- _Task directions_
Print all of the rows below word for word, leaving out the pictures.

- _Data for the task_

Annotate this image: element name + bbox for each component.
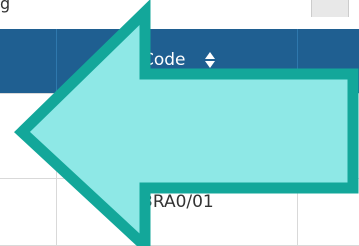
table-row[interactable] xyxy=(0,94,359,178)
code-cell: 3RA0/01 xyxy=(142,192,214,212)
toolbar-partial-text: g xyxy=(0,0,11,13)
toolbar-scroll-button[interactable] xyxy=(311,0,349,17)
column-header-3[interactable] xyxy=(298,29,359,93)
code-column-label: Code xyxy=(142,50,186,70)
top-toolbar: g xyxy=(0,0,359,30)
sort-icon[interactable] xyxy=(204,50,216,70)
data-table: Code xyxy=(0,29,359,246)
table-header: Code xyxy=(0,29,359,93)
table-row[interactable] xyxy=(0,179,359,245)
column-header-1[interactable] xyxy=(0,29,57,93)
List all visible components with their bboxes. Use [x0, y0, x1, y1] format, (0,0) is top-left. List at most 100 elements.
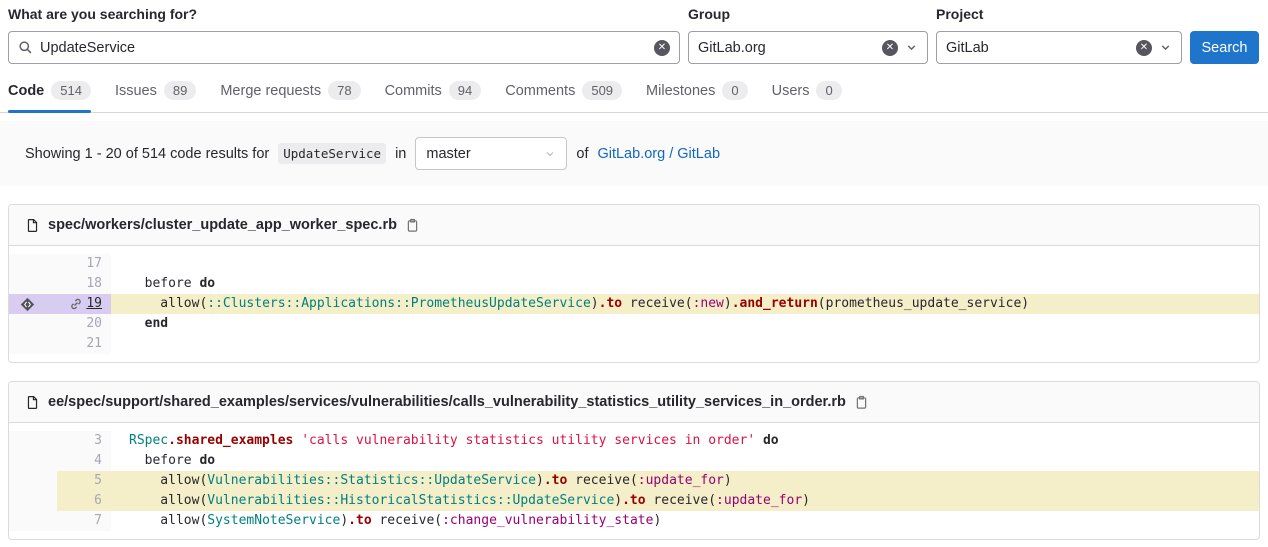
code-token: )	[614, 493, 622, 508]
tab-label: Code	[8, 83, 44, 99]
clear-project-icon[interactable]: ✕	[1136, 40, 1152, 56]
project-link[interactable]: GitLab	[677, 146, 720, 162]
code-token: do	[199, 453, 215, 468]
code-text: allow(Vulnerabilities::Statistics::Updat…	[111, 471, 1259, 491]
code-token: .to	[599, 296, 622, 311]
clear-search-icon[interactable]: ✕	[654, 40, 670, 56]
line-link-icon[interactable]	[69, 297, 83, 311]
code-token: allow(	[129, 296, 207, 311]
project-dropdown[interactable]: GitLab ✕	[936, 31, 1182, 64]
code-token: allow(	[129, 513, 207, 528]
breadcrumb-separator: /	[669, 146, 673, 162]
file-path-link[interactable]: ee/spec/support/shared_examples/services…	[48, 394, 846, 410]
query-chip: UpdateService	[278, 143, 386, 164]
tab-merge-requests[interactable]: Merge requests78	[220, 74, 360, 112]
code-token: .to	[348, 513, 371, 528]
line-gutter	[9, 294, 57, 314]
code-line: 7 allow(SystemNoteService).to receive(:c…	[9, 511, 1259, 531]
line-gutter	[9, 451, 57, 471]
code-token: Vulnerabilities::Statistics::UpdateServi…	[207, 473, 536, 488]
group-label: Group	[688, 6, 928, 22]
clear-group-icon[interactable]: ✕	[882, 40, 898, 56]
tab-users[interactable]: Users0	[772, 74, 842, 112]
line-number[interactable]: 6	[94, 491, 102, 511]
copy-file-path-icon[interactable]	[405, 218, 420, 233]
tab-comments[interactable]: Comments509	[505, 74, 622, 112]
summary-of-label: of	[576, 146, 588, 162]
code-line: 6 allow(Vulnerabilities::HistoricalStati…	[9, 491, 1259, 511]
code-snippet: 3 RSpec.shared_examples 'calls vulnerabil…	[9, 423, 1259, 539]
project-breadcrumb: GitLab.org / GitLab	[597, 146, 720, 162]
tab-count-badge: 94	[449, 81, 481, 100]
line-number-cell: 4	[57, 451, 111, 471]
results-summary-bar: Showing 1 - 20 of 514 code results for U…	[0, 121, 1268, 186]
code-token: before	[129, 276, 199, 291]
code-line: 19 allow(::Clusters::Applications::Prome…	[9, 294, 1259, 314]
tab-count-badge: 89	[164, 81, 196, 100]
line-number[interactable]: 4	[94, 451, 102, 471]
project-value: GitLab	[946, 40, 1129, 56]
code-token: :new	[693, 296, 724, 311]
line-number[interactable]: 18	[86, 274, 102, 294]
code-text	[111, 334, 1259, 354]
code-token	[755, 433, 763, 448]
code-token: receive(	[646, 493, 716, 508]
group-link[interactable]: GitLab.org	[597, 146, 665, 162]
line-number-cell: 19	[57, 294, 111, 314]
code-token: ::Clusters::Applications::PrometheusUpda…	[207, 296, 591, 311]
code-text: RSpec.shared_examples 'calls vulnerabili…	[111, 431, 1259, 451]
code-text: before do	[111, 274, 1259, 294]
code-token: .and_return	[732, 296, 818, 311]
tab-count-badge: 78	[328, 81, 360, 100]
line-number[interactable]: 7	[94, 511, 102, 531]
line-gutter	[9, 471, 57, 491]
ref-value: master	[426, 146, 538, 162]
line-gutter	[9, 314, 57, 334]
group-dropdown[interactable]: GitLab.org ✕	[688, 31, 928, 64]
code-text: allow(::Clusters::Applications::Promethe…	[111, 294, 1259, 314]
ref-selector[interactable]: master	[415, 137, 567, 170]
file-path-link[interactable]: spec/workers/cluster_update_app_worker_s…	[48, 217, 397, 233]
code-token: do	[763, 433, 779, 448]
file-header: ee/spec/support/shared_examples/services…	[9, 382, 1259, 423]
line-number[interactable]: 17	[86, 254, 102, 274]
code-token: )	[724, 473, 732, 488]
line-number-cell: 3	[57, 431, 111, 451]
search-icon	[18, 40, 33, 55]
search-input-box: ✕	[8, 31, 680, 64]
line-number-cell: 21	[57, 334, 111, 354]
code-token: .to	[544, 473, 567, 488]
search-button[interactable]: Search	[1190, 31, 1259, 64]
tab-label: Users	[772, 83, 810, 99]
code-result-card: ee/spec/support/shared_examples/services…	[8, 381, 1260, 540]
code-line: 17	[9, 254, 1259, 274]
line-number[interactable]: 3	[94, 431, 102, 451]
code-token: )	[340, 513, 348, 528]
code-line: 18 before do	[9, 274, 1259, 294]
code-result-card: spec/workers/cluster_update_app_worker_s…	[8, 204, 1260, 363]
search-input[interactable]	[40, 40, 647, 56]
line-gutter	[9, 431, 57, 451]
line-number[interactable]: 19	[86, 294, 102, 314]
line-number[interactable]: 21	[86, 334, 102, 354]
line-number[interactable]: 5	[94, 471, 102, 491]
code-text: end	[111, 314, 1259, 334]
line-number[interactable]: 20	[86, 314, 102, 334]
tab-milestones[interactable]: Milestones0	[646, 74, 748, 112]
file-icon	[25, 395, 40, 410]
code-token: RSpec	[129, 433, 168, 448]
diamond-marker-icon	[19, 296, 36, 313]
chevron-down-icon	[544, 148, 556, 160]
tab-label: Milestones	[646, 83, 715, 99]
code-token	[129, 316, 145, 331]
tab-issues[interactable]: Issues89	[115, 74, 196, 112]
code-token: )	[536, 473, 544, 488]
file-header: spec/workers/cluster_update_app_worker_s…	[9, 205, 1259, 246]
line-number-cell: 6	[57, 491, 111, 511]
tab-commits[interactable]: Commits94	[385, 74, 482, 112]
group-field-group: Group GitLab.org ✕	[688, 6, 928, 64]
tab-code[interactable]: Code514	[8, 74, 91, 112]
line-number-cell: 18	[57, 274, 111, 294]
copy-file-path-icon[interactable]	[854, 395, 869, 410]
chevron-down-icon	[1159, 41, 1172, 54]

- _In response_
Annotate this image: element name + bbox for each component.
table-row[interactable] xyxy=(0,94,359,178)
code-cell: 3RA0/01 xyxy=(142,192,214,212)
toolbar-partial-text: g xyxy=(0,0,11,13)
toolbar-scroll-button[interactable] xyxy=(311,0,349,17)
column-header-3[interactable] xyxy=(298,29,359,93)
code-column-label: Code xyxy=(142,50,186,70)
top-toolbar: g xyxy=(0,0,359,30)
sort-icon[interactable] xyxy=(204,50,216,70)
data-table: Code xyxy=(0,29,359,246)
table-header: Code xyxy=(0,29,359,93)
table-row[interactable] xyxy=(0,179,359,245)
column-header-1[interactable] xyxy=(0,29,57,93)
List all visible components with their bboxes. Use [x0, y0, x1, y1] format, (0,0) is top-left. List at most 100 elements.
code-token: )	[614, 493, 622, 508]
tab-label: Code	[8, 83, 44, 99]
clear-project-icon[interactable]: ✕	[1136, 40, 1152, 56]
project-link[interactable]: GitLab	[677, 146, 720, 162]
code-token: do	[199, 453, 215, 468]
code-text: allow(Vulnerabilities::Statistics::Updat…	[111, 471, 1259, 491]
code-token: .to	[599, 296, 622, 311]
clear-search-icon[interactable]: ✕	[654, 40, 670, 56]
line-link-icon[interactable]	[69, 297, 83, 311]
code-token: allow(	[129, 296, 207, 311]
project-dropdown[interactable]: GitLab ✕	[936, 31, 1182, 64]
code-token: allow(	[129, 513, 207, 528]
breadcrumb-separator: /	[669, 146, 673, 162]
file-path-link[interactable]: ee/spec/support/shared_examples/services…	[48, 394, 846, 410]
query-chip: UpdateService	[278, 143, 386, 164]
tab-merge-requests[interactable]: Merge requests78	[220, 74, 360, 112]
code-token: .to	[348, 513, 371, 528]
line-gutter	[9, 294, 57, 314]
code-line: 7 allow(SystemNoteService).to receive(:c…	[9, 511, 1259, 531]
line-gutter	[9, 451, 57, 471]
code-token: Vulnerabilities::Statistics::UpdateServi…	[207, 473, 536, 488]
group-label: Group	[688, 6, 928, 22]
clear-group-icon[interactable]: ✕	[882, 40, 898, 56]
tab-users[interactable]: Users0	[772, 74, 842, 112]
line-number[interactable]: 6	[94, 491, 102, 511]
copy-file-path-icon[interactable]	[405, 218, 420, 233]
tab-comments[interactable]: Comments509	[505, 74, 622, 112]
summary-of-label: of	[576, 146, 588, 162]
code-line: 6 allow(Vulnerabilities::HistoricalStati…	[9, 491, 1259, 511]
code-snippet: 3 RSpec.shared_examples 'calls vulnerabil…	[9, 423, 1259, 539]
project-breadcrumb: GitLab.org / GitLab	[597, 146, 720, 162]
tab-count-badge: 94	[449, 81, 481, 100]
line-number-cell: 4	[57, 451, 111, 471]
results-summary-bar: Showing 1 - 20 of 514 code results for U…	[0, 121, 1268, 186]
code-token: before	[129, 276, 199, 291]
code-line: 19 allow(::Clusters::Applications::Prome…	[9, 294, 1259, 314]
tab-count-badge: 89	[164, 81, 196, 100]
line-number[interactable]: 4	[94, 451, 102, 471]
project-value: GitLab	[946, 40, 1129, 56]
code-token: :new	[693, 296, 724, 311]
line-number[interactable]: 18	[86, 274, 102, 294]
code-text	[111, 334, 1259, 354]
code-token	[755, 433, 763, 448]
code-token: receive(	[646, 493, 716, 508]
group-link[interactable]: GitLab.org	[597, 146, 665, 162]
line-number-cell: 19	[57, 294, 111, 314]
code-token: ::Clusters::Applications::PrometheusUpda…	[207, 296, 591, 311]
code-text: RSpec.shared_examples 'calls vulnerabili…	[111, 431, 1259, 451]
code-text: before do	[111, 274, 1259, 294]
code-token: .and_return	[732, 296, 818, 311]
tab-count-badge: 78	[328, 81, 360, 100]
line-number[interactable]: 7	[94, 511, 102, 531]
line-gutter	[9, 471, 57, 491]
ref-value: master	[426, 146, 538, 162]
line-gutter	[9, 314, 57, 334]
group-dropdown[interactable]: GitLab.org ✕	[688, 31, 928, 64]
code-text: allow(::Clusters::Applications::Promethe…	[111, 294, 1259, 314]
ref-selector[interactable]: master	[415, 137, 567, 170]
file-path-link[interactable]: spec/workers/cluster_update_app_worker_s…	[48, 217, 397, 233]
code-token: do	[763, 433, 779, 448]
file-header: ee/spec/support/shared_examples/services…	[9, 382, 1259, 423]
line-number[interactable]: 17	[86, 254, 102, 274]
code-token: )	[724, 473, 732, 488]
line-number-cell: 3	[57, 431, 111, 451]
search-icon	[18, 40, 33, 55]
search-input-box: ✕	[8, 31, 680, 64]
line-number-cell: 21	[57, 334, 111, 354]
code-token: .to	[544, 473, 567, 488]
search-button[interactable]: Search	[1190, 31, 1259, 64]
tab-label: Users	[772, 83, 810, 99]
code-result-card: ee/spec/support/shared_examples/services…	[8, 381, 1260, 540]
code-line: 17	[9, 254, 1259, 274]
line-number[interactable]: 3	[94, 431, 102, 451]
code-token: )	[340, 513, 348, 528]
code-line: 18 before do	[9, 274, 1259, 294]
code-result-card: spec/workers/cluster_update_app_worker_s…	[8, 204, 1260, 363]
search-input[interactable]	[40, 40, 647, 56]
line-gutter	[9, 431, 57, 451]
line-number[interactable]: 19	[86, 294, 102, 314]
line-number[interactable]: 21	[86, 334, 102, 354]
line-number[interactable]: 5	[94, 471, 102, 491]
code-text: end	[111, 314, 1259, 334]
line-number[interactable]: 20	[86, 314, 102, 334]
tab-milestones[interactable]: Milestones0	[646, 74, 748, 112]
file-icon	[25, 395, 40, 410]
code-token: RSpec	[129, 433, 168, 448]
diamond-marker-icon	[19, 296, 36, 313]
chevron-down-icon	[544, 148, 556, 160]
tab-label: Milestones	[646, 83, 715, 99]
code-token	[129, 316, 145, 331]
tab-issues[interactable]: Issues89	[115, 74, 196, 112]
code-token: )	[536, 473, 544, 488]
file-header: spec/workers/cluster_update_app_worker_s…	[9, 205, 1259, 246]
line-number-cell: 6	[57, 491, 111, 511]
tab-commits[interactable]: Commits94	[385, 74, 482, 112]
group-field-group: Group GitLab.org ✕	[688, 6, 928, 64]
tab-code[interactable]: Code514	[8, 74, 91, 112]
line-number-cell: 18	[57, 274, 111, 294]
copy-file-path-icon[interactable]	[854, 395, 869, 410]
chevron-down-icon	[1159, 41, 1172, 54]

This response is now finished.